>> Begin

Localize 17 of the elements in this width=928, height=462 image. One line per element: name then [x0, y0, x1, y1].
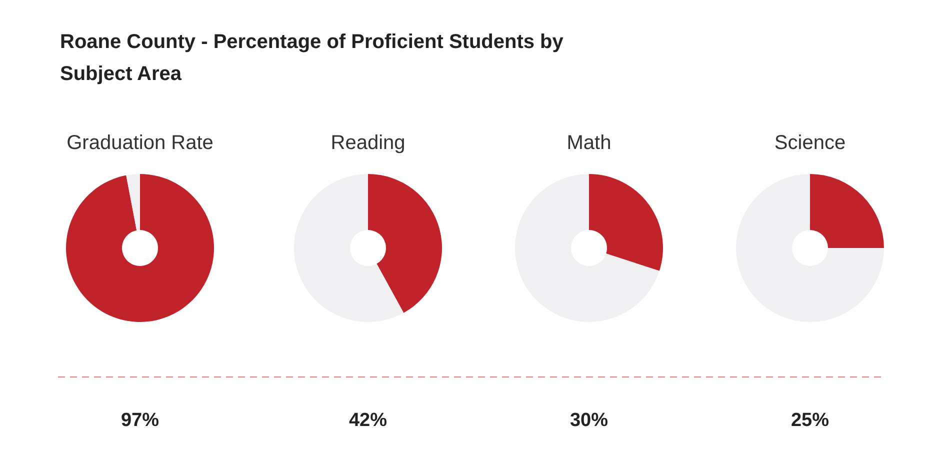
text: 42%	[348, 410, 388, 431]
donut-slice	[368, 174, 442, 313]
donut-slice	[66, 174, 214, 322]
donut-slice	[294, 174, 404, 322]
chart-title: Science	[774, 132, 846, 154]
text: 30%	[570, 410, 608, 431]
donut-slice	[810, 174, 884, 248]
donut-slice	[736, 174, 884, 322]
donut-slice	[515, 174, 660, 322]
text: Roane County - Percentage of Proficient Students by Subject Area	[60, 30, 564, 87]
text: 97%	[120, 410, 160, 431]
donut-slice	[126, 174, 140, 230]
chart-title: Graduation Rate	[66, 132, 214, 154]
donut-slice	[589, 174, 663, 271]
chart-title: Reading	[330, 132, 406, 154]
text: 25%	[790, 410, 830, 431]
chart-title: Math	[566, 132, 612, 154]
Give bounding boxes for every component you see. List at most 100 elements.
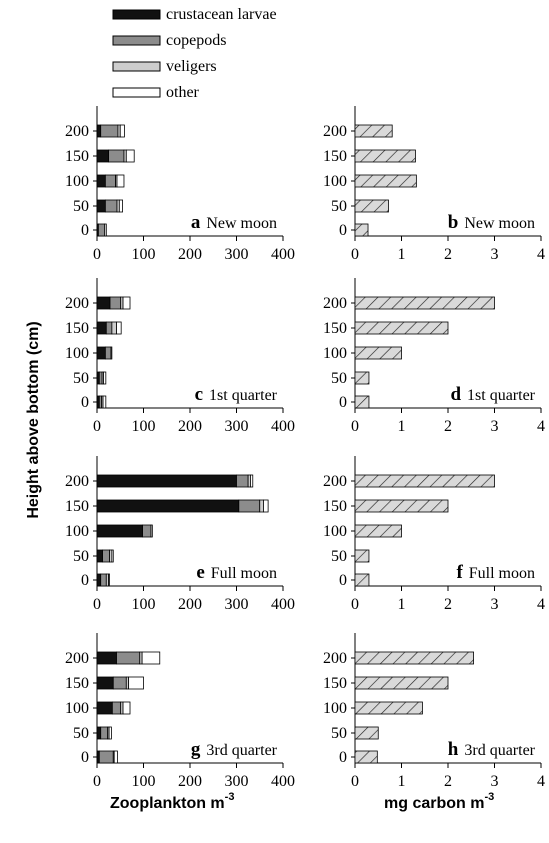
- x-tick-label: 200: [178, 246, 202, 263]
- bar: [354, 750, 378, 764]
- bar-segment: [96, 174, 106, 188]
- y-tick-label: 200: [65, 295, 89, 312]
- legend: crustacean larvae copepods veligers other: [112, 6, 277, 101]
- y-tick-label: 50: [73, 725, 89, 742]
- bar-segment: [141, 651, 161, 665]
- x-tick-label: 200: [178, 418, 202, 435]
- bar-segment: [100, 124, 119, 138]
- y-tick-label: 150: [323, 675, 347, 692]
- panel-label: b New moon: [448, 212, 535, 233]
- bar: [354, 726, 379, 740]
- x-tick-label: 3: [491, 773, 499, 790]
- bar-segment: [96, 524, 143, 538]
- x-axis-title-left-sup: -3: [225, 791, 235, 803]
- panel-e: 200 150 100 50 00 100 200 300 400 e Full moon: [65, 456, 295, 613]
- bar-segment: [108, 573, 110, 587]
- y-tick-label: 100: [323, 700, 347, 717]
- bar: [354, 676, 449, 690]
- panel-title: 1st quarter: [467, 387, 536, 404]
- bar: [354, 499, 449, 513]
- bar-segment: [96, 651, 117, 665]
- x-tick-label: 100: [132, 418, 156, 435]
- panel-title: Full moon: [469, 565, 535, 582]
- y-tick-label: 200: [323, 123, 347, 140]
- y-tick-label: 50: [73, 548, 89, 565]
- x-tick-label: 4: [537, 246, 545, 263]
- bar-segment: [116, 321, 122, 335]
- y-tick-label: 150: [65, 320, 89, 337]
- x-tick-label: 0: [93, 773, 101, 790]
- y-tick-label: 0: [81, 222, 89, 239]
- x-tick-label: 100: [132, 596, 156, 613]
- bar: [354, 524, 402, 538]
- y-tick-label: 150: [65, 675, 89, 692]
- y-tick-label: 100: [65, 173, 89, 190]
- x-tick-label: 1: [398, 246, 406, 263]
- x-tick-label: 0: [93, 418, 101, 435]
- bar-segment: [263, 499, 269, 513]
- bar-segment: [104, 199, 118, 213]
- legend-label: veligers: [166, 58, 217, 75]
- panel-label: e Full moon: [196, 562, 277, 583]
- legend-label: crustacean larvae: [166, 6, 277, 23]
- y-tick-label: 100: [323, 345, 347, 362]
- x-tick-label: 3: [491, 596, 499, 613]
- bar-segment: [111, 549, 114, 563]
- x-tick-label: 0: [351, 246, 359, 263]
- y-tick-label: 150: [323, 148, 347, 165]
- bar-segment: [100, 726, 109, 740]
- y-tick-label: 0: [339, 394, 347, 411]
- bar-segment: [96, 549, 103, 563]
- y-tick-label: 200: [323, 295, 347, 312]
- panel-letter: h: [448, 739, 459, 760]
- bar: [354, 549, 370, 563]
- bar-segment: [96, 676, 114, 690]
- x-axis-title-right-main: mg carbon m: [384, 795, 484, 812]
- panel-letter: d: [450, 384, 461, 405]
- panel-label: d 1st quarter: [450, 384, 535, 405]
- bar: [354, 223, 369, 237]
- panel-letter: f: [456, 562, 463, 583]
- panel-label: c 1st quarter: [195, 384, 278, 405]
- x-tick-label: 4: [537, 596, 545, 613]
- panel-title: 3rd quarter: [464, 742, 535, 759]
- bar-segment: [105, 321, 113, 335]
- bar-segment: [98, 750, 114, 764]
- y-tick-label: 100: [65, 345, 89, 362]
- panel-a: 200 150 100 50 00 100 200 300 400 a New moon: [65, 106, 295, 263]
- bar: [354, 346, 402, 360]
- x-tick-label: 0: [351, 596, 359, 613]
- bar: [354, 395, 370, 409]
- bar-segment: [111, 701, 122, 715]
- y-tick-label: 200: [65, 650, 89, 667]
- bar-segment: [96, 321, 107, 335]
- legend-label: other: [166, 84, 200, 101]
- bar-segment: [96, 199, 106, 213]
- bar-segment: [96, 573, 102, 587]
- x-axis-title-right: mg carbon m-3: [384, 791, 494, 812]
- panel-letter: b: [448, 212, 459, 233]
- bar: [354, 371, 370, 385]
- legend-swatch: [112, 35, 161, 46]
- x-tick-label: 400: [271, 596, 295, 613]
- y-tick-label: 150: [323, 320, 347, 337]
- x-tick-label: 300: [225, 246, 249, 263]
- bar-segment: [150, 524, 153, 538]
- y-tick-label: 50: [331, 548, 347, 565]
- bar: [354, 296, 495, 310]
- y-tick-label: 150: [65, 498, 89, 515]
- bar: [354, 124, 393, 138]
- panel-f: 200 150 100 50 00 1 2 3 4 f Full moon: [323, 456, 545, 613]
- x-tick-label: 0: [351, 773, 359, 790]
- y-tick-label: 0: [339, 749, 347, 766]
- y-tick-label: 200: [323, 650, 347, 667]
- bar-segment: [236, 474, 249, 488]
- y-tick-label: 0: [81, 572, 89, 589]
- x-tick-label: 4: [537, 418, 545, 435]
- x-tick-label: 300: [225, 418, 249, 435]
- y-tick-label: 50: [73, 198, 89, 215]
- panel-h: 200 150 100 50 00 1 2 3 4 h 3rd quarter: [323, 633, 545, 790]
- bar: [354, 651, 474, 665]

>> End

Exercise goal -> Copy both entries line for line without changing anything, and leave out the pictures.

Completed task ->
Localize 17 of the elements in this width=928, height=462 image. One line per element: name then [x0, y0, x1, y1].
text: 42%	[348, 410, 388, 431]
donut-slice	[368, 174, 442, 313]
donut-slice	[66, 174, 214, 322]
donut-slice	[294, 174, 404, 322]
chart-title: Science	[774, 132, 846, 154]
text: 30%	[570, 410, 608, 431]
donut-slice	[810, 174, 884, 248]
donut-slice	[736, 174, 884, 322]
donut-slice	[515, 174, 660, 322]
text: Roane County - Percentage of Proficient Students by Subject Area	[60, 30, 564, 87]
text: 97%	[120, 410, 160, 431]
donut-slice	[126, 174, 140, 230]
chart-title: Graduation Rate	[66, 132, 214, 154]
donut-slice	[589, 174, 663, 271]
chart-title: Reading	[330, 132, 406, 154]
text: 25%	[790, 410, 830, 431]
chart-title: Math	[566, 132, 612, 154]
Give bounding boxes for every component you see. List at most 100 elements.
- x-tick-label: 200: [178, 246, 202, 263]
- bar: [354, 750, 378, 764]
- bar-segment: [96, 174, 106, 188]
- y-tick-label: 200: [65, 295, 89, 312]
- legend: crustacean larvae copepods veligers other: [112, 6, 277, 101]
- y-tick-label: 50: [73, 725, 89, 742]
- bar-segment: [141, 651, 161, 665]
- x-tick-label: 200: [178, 418, 202, 435]
- bar-segment: [100, 124, 119, 138]
- y-tick-label: 150: [323, 675, 347, 692]
- panel-label: b New moon: [448, 212, 535, 233]
- bar: [354, 726, 379, 740]
- x-tick-label: 3: [491, 773, 499, 790]
- bar-segment: [96, 524, 143, 538]
- x-axis-title-left-sup: -3: [225, 791, 235, 803]
- panel-e: 200 150 100 50 00 100 200 300 400 e Full moon: [65, 456, 295, 613]
- bar-segment: [108, 573, 110, 587]
- y-tick-label: 100: [323, 700, 347, 717]
- bar: [354, 676, 449, 690]
- panel-title: 1st quarter: [467, 387, 536, 404]
- bar: [354, 499, 449, 513]
- bar-segment: [96, 651, 117, 665]
- x-tick-label: 100: [132, 418, 156, 435]
- panel-title: Full moon: [469, 565, 535, 582]
- y-tick-label: 200: [323, 123, 347, 140]
- y-tick-label: 50: [73, 548, 89, 565]
- x-tick-label: 4: [537, 246, 545, 263]
- bar-segment: [116, 321, 122, 335]
- y-tick-label: 150: [65, 320, 89, 337]
- x-tick-label: 0: [93, 773, 101, 790]
- y-tick-label: 0: [81, 222, 89, 239]
- x-tick-label: 100: [132, 596, 156, 613]
- bar: [354, 524, 402, 538]
- y-tick-label: 150: [65, 675, 89, 692]
- y-tick-label: 100: [65, 173, 89, 190]
- x-tick-label: 1: [398, 246, 406, 263]
- x-tick-label: 0: [93, 418, 101, 435]
- bar-segment: [263, 499, 269, 513]
- bar-segment: [104, 199, 118, 213]
- legend-label: veligers: [166, 58, 217, 75]
- panel-label: e Full moon: [196, 562, 277, 583]
- legend-label: crustacean larvae: [166, 6, 277, 23]
- y-tick-label: 100: [323, 345, 347, 362]
- x-tick-label: 3: [491, 596, 499, 613]
- bar-segment: [111, 549, 114, 563]
- x-tick-label: 0: [351, 246, 359, 263]
- y-tick-label: 150: [323, 148, 347, 165]
- bar-segment: [100, 726, 109, 740]
- y-tick-label: 0: [339, 394, 347, 411]
- bar-segment: [96, 549, 103, 563]
- y-tick-label: 200: [323, 295, 347, 312]
- panel-letter: h: [448, 739, 459, 760]
- bar: [354, 549, 370, 563]
- bar-segment: [96, 676, 114, 690]
- x-axis-title-right-main: mg carbon m: [384, 795, 484, 812]
- panel-letter: d: [450, 384, 461, 405]
- panel-label: d 1st quarter: [450, 384, 535, 405]
- bar: [354, 223, 369, 237]
- panel-letter: f: [456, 562, 463, 583]
- panel-label: c 1st quarter: [195, 384, 278, 405]
- x-tick-label: 4: [537, 596, 545, 613]
- panel-title: 3rd quarter: [464, 742, 535, 759]
- bar-segment: [105, 321, 113, 335]
- bar-segment: [98, 750, 114, 764]
- y-tick-label: 100: [65, 345, 89, 362]
- panel-a: 200 150 100 50 00 100 200 300 400 a New moon: [65, 106, 295, 263]
- bar: [354, 346, 402, 360]
- x-tick-label: 0: [351, 596, 359, 613]
- bar: [354, 395, 370, 409]
- bar-segment: [111, 701, 122, 715]
- y-tick-label: 200: [65, 650, 89, 667]
- bar-segment: [96, 321, 107, 335]
- legend-label: other: [166, 84, 200, 101]
- bar-segment: [96, 199, 106, 213]
- bar-segment: [96, 573, 102, 587]
- x-axis-title-right: mg carbon m-3: [384, 791, 494, 812]
- panel-letter: b: [448, 212, 459, 233]
- bar: [354, 371, 370, 385]
- legend-swatch: [112, 35, 161, 46]
- x-tick-label: 400: [271, 596, 295, 613]
- y-tick-label: 150: [323, 320, 347, 337]
- x-tick-label: 300: [225, 246, 249, 263]
- bar-segment: [150, 524, 153, 538]
- y-tick-label: 50: [331, 548, 347, 565]
- bar: [354, 296, 495, 310]
- y-tick-label: 150: [65, 498, 89, 515]
- bar: [354, 124, 393, 138]
- panel-f: 200 150 100 50 00 1 2 3 4 f Full moon: [323, 456, 545, 613]
- x-tick-label: 0: [351, 773, 359, 790]
- y-tick-label: 0: [339, 749, 347, 766]
- y-tick-label: 200: [323, 650, 347, 667]
- bar-segment: [236, 474, 249, 488]
- y-tick-label: 0: [81, 572, 89, 589]
- x-tick-label: 4: [537, 418, 545, 435]
- x-tick-label: 300: [225, 418, 249, 435]
- y-tick-label: 50: [73, 198, 89, 215]
- panel-h: 200 150 100 50 00 1 2 3 4 h 3rd quarter: [323, 633, 545, 790]
- bar: [354, 651, 474, 665]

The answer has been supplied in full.